(Data extract):

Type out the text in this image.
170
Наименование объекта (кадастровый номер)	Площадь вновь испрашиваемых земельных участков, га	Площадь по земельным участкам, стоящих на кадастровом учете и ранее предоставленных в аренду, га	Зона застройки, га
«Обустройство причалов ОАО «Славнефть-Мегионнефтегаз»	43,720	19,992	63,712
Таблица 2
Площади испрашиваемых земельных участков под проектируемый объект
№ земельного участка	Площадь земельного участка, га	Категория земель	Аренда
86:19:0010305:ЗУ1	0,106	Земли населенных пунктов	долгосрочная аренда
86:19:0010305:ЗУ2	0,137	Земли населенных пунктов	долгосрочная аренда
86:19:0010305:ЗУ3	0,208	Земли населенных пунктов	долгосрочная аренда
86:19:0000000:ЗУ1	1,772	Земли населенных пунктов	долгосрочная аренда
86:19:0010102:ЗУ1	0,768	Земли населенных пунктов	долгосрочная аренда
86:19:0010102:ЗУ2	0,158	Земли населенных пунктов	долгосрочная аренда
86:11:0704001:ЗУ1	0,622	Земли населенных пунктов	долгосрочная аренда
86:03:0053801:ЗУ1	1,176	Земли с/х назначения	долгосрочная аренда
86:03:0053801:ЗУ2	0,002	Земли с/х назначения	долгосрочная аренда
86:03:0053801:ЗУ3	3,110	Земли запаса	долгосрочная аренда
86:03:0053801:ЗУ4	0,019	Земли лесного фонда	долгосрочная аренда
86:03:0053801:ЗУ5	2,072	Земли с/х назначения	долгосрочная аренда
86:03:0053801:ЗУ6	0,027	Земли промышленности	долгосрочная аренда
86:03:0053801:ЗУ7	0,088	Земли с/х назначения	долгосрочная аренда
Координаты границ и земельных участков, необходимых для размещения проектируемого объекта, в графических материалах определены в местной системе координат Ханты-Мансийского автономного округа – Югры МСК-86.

(Do this): Write the entries again, exactly as they stand.

(Task result):
Type out the text in this image.
170
Наименование объекта (кадастровый номер)	Площадь вновь испрашиваемых земельных участков, га	Площадь по земельным участкам, стоящих на кадастровом учете и ранее предоставленных в аренду, га	Зона застройки, га
«Обустройство причалов ОАО «Славнефть-Мегионнефтегаз»	43,720	19,992	63,712
Таблица 2
Площади испрашиваемых земельных участков под проектируемый объект
№ земельного участка	Площадь земельного участка, га	Категория земель	Аренда
86:19:0010305:ЗУ1	0,106	Земли населенных пунктов	долгосрочная аренда
86:19:0010305:ЗУ2	0,137	Земли населенных пунктов	долгосрочная аренда
86:19:0010305:ЗУ3	0,208	Земли населенных пунктов	долгосрочная аренда
86:19:0000000:ЗУ1	1,772	Земли населенных пунктов	долгосрочная аренда
86:19:0010102:ЗУ1	0,768	Земли населенных пунктов	долгосрочная аренда
86:19:0010102:ЗУ2	0,158	Земли населенных пунктов	долгосрочная аренда
86:11:0704001:ЗУ1	0,622	Земли населенных пунктов	долгосрочная аренда
86:03:0053801:ЗУ1	1,176	Земли с/х назначения	долгосрочная аренда
86:03:0053801:ЗУ2	0,002	Земли с/х назначения	долгосрочная аренда
86:03:0053801:ЗУ3	3,110	Земли запаса	долгосрочная аренда
86:03:0053801:ЗУ4	0,019	Земли лесного фонда	долгосрочная аренда
86:03:0053801:ЗУ5	2,072	Земли с/х назначения	долгосрочная аренда
86:03:0053801:ЗУ6	0,027	Земли промышленности	долгосрочная аренда
86:03:0053801:ЗУ7	0,088	Земли с/х назначения	долгосрочная аренда
Координаты границ и земельных участков, необходимых для размещения проектируемого объекта, в графических материалах определены в местной системе координат Ханты-Мансийского автономного округа – Югры МСК-86.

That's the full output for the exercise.